▸ Short task
Comb the records below for the string "поверхностного" and copy each line where it turns up.

▸ Extracted entries
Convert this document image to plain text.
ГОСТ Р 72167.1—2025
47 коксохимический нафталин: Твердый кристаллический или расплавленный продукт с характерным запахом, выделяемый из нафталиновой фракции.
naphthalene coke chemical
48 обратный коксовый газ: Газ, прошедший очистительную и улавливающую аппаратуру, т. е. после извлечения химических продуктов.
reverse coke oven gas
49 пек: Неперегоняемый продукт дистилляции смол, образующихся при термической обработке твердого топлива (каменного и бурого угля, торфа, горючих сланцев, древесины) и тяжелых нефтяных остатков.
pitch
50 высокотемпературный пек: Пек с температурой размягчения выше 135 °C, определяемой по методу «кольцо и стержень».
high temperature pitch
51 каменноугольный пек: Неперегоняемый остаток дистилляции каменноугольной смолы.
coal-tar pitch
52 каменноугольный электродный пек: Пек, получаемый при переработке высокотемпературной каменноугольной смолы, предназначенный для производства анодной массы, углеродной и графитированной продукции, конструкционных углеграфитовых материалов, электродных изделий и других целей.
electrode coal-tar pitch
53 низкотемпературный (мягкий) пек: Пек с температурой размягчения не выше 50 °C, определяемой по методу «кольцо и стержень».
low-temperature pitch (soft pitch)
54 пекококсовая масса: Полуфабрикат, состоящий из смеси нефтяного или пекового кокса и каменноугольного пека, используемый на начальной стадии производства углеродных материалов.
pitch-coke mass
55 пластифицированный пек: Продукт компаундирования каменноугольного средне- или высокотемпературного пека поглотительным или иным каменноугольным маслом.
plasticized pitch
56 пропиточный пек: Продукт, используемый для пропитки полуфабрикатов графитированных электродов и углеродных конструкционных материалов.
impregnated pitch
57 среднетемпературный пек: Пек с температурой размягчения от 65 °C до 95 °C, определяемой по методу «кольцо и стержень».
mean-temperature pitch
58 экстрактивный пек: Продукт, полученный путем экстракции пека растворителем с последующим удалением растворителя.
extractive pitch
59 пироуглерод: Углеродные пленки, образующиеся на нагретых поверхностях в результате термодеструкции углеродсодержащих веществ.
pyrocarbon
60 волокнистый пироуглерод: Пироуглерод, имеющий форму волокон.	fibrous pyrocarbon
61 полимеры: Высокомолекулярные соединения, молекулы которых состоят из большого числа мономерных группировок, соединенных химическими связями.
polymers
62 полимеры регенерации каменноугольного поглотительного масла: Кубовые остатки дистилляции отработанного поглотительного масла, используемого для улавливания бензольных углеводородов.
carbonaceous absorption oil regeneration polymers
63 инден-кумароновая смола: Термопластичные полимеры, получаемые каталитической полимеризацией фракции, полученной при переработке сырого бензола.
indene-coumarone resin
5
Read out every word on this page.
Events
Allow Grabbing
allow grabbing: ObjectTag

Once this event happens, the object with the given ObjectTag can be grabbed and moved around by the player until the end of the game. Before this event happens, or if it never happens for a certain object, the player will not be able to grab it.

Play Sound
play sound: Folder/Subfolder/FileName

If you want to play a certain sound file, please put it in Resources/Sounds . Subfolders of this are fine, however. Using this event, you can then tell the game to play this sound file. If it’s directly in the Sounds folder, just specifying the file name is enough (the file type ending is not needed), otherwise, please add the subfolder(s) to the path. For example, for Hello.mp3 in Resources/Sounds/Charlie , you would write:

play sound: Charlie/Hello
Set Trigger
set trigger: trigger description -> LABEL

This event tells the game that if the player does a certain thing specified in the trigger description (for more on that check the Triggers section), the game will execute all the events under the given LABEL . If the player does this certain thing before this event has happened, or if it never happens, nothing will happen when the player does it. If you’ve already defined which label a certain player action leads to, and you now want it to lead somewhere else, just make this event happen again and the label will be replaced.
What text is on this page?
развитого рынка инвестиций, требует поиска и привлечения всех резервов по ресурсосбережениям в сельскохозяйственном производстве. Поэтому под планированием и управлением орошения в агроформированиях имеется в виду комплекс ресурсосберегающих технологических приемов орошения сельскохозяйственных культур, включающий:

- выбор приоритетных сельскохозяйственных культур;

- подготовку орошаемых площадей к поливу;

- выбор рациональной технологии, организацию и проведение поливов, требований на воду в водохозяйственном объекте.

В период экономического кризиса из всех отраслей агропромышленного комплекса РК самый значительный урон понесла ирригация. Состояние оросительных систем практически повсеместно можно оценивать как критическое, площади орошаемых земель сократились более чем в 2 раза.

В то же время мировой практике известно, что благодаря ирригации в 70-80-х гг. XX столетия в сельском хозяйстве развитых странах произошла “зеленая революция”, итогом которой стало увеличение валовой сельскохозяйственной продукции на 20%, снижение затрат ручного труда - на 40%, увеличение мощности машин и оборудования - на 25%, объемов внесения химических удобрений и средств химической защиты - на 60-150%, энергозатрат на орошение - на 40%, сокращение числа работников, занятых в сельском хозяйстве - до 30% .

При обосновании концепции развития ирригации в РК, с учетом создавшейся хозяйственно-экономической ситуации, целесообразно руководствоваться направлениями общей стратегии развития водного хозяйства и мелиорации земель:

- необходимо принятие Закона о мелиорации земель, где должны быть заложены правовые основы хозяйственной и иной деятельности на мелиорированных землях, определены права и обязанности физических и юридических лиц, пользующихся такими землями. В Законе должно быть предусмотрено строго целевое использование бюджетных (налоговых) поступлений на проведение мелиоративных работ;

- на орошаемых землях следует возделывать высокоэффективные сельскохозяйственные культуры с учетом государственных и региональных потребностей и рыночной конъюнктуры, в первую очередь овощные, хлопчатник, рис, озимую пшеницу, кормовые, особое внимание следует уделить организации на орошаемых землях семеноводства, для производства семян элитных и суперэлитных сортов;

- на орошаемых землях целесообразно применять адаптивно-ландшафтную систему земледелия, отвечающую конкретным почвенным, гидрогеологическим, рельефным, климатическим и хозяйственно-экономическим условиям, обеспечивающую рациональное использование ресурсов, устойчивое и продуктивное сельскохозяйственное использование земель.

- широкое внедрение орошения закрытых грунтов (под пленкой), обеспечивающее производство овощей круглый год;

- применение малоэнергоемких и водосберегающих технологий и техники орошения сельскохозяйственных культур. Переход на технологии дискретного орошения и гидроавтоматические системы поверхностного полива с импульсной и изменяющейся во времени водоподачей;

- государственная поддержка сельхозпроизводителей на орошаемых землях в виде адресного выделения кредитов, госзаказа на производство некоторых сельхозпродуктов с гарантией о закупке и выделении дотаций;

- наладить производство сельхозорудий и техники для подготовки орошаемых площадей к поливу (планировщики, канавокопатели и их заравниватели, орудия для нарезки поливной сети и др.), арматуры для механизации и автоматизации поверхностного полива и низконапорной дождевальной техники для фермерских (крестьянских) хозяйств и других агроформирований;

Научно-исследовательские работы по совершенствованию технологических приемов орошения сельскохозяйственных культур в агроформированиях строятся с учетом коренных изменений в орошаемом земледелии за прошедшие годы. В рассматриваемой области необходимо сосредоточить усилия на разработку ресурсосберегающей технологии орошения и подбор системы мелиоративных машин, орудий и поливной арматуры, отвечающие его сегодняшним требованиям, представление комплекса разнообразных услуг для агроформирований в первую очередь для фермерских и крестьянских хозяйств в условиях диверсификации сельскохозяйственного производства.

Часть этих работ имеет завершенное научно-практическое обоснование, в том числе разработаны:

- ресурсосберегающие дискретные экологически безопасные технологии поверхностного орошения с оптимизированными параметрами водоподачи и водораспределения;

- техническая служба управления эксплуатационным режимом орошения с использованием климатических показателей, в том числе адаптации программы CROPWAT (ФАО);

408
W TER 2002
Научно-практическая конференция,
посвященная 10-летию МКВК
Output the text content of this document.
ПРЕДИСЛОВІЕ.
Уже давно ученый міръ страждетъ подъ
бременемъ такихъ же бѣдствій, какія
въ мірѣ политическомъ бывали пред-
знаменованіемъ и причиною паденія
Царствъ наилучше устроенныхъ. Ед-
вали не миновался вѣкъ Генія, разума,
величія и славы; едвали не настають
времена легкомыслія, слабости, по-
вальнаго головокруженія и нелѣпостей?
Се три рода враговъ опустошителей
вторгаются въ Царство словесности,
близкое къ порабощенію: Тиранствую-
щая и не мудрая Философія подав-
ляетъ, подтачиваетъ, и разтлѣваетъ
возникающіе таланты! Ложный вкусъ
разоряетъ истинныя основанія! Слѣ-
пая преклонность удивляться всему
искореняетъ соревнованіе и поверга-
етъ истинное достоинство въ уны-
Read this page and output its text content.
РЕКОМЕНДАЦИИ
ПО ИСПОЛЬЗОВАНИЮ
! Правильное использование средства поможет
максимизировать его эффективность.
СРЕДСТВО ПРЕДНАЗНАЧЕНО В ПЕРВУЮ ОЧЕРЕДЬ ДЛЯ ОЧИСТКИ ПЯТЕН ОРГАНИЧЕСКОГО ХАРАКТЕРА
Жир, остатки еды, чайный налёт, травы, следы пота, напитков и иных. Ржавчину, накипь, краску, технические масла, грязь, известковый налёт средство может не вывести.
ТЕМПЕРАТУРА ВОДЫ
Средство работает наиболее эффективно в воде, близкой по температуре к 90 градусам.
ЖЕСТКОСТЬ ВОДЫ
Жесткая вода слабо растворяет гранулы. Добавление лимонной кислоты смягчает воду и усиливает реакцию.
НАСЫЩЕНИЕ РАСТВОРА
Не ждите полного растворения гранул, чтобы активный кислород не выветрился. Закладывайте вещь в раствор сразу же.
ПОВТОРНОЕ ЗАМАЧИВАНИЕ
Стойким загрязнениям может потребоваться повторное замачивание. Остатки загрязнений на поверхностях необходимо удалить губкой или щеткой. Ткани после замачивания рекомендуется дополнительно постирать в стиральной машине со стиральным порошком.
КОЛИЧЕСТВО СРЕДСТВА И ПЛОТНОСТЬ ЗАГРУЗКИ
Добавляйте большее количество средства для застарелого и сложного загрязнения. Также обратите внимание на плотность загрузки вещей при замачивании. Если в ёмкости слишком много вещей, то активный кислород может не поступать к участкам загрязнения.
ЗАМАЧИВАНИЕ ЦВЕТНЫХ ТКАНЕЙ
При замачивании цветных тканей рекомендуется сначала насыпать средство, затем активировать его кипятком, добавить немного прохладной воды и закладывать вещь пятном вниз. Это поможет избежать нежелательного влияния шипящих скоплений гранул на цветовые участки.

▸ Complete answer
- применение малоэнергоемких и водосберегающих технологий и техники орошения сельскохозяйственных культур. Переход на технологии дискретного орошения и гидроавтоматические системы поверхностного полива с импульсной и изменяющейся во времени водоподачей;
- наладить производство сельхозорудий и техники для подготовки орошаемых площадей к поливу (планировщики, канавокопатели и их заравниватели, орудия для нарезки поливной сети и др.), арматуры для механизации и автоматизации поверхностного полива и низконапорной дождевальной техники для фермерских (крестьянских) хозяйств и других агроформирований;
- ресурсосберегающие дискретные экологически безопасные технологии поверхностного орошения с оптимизированными параметрами водоподачи и водораспределения;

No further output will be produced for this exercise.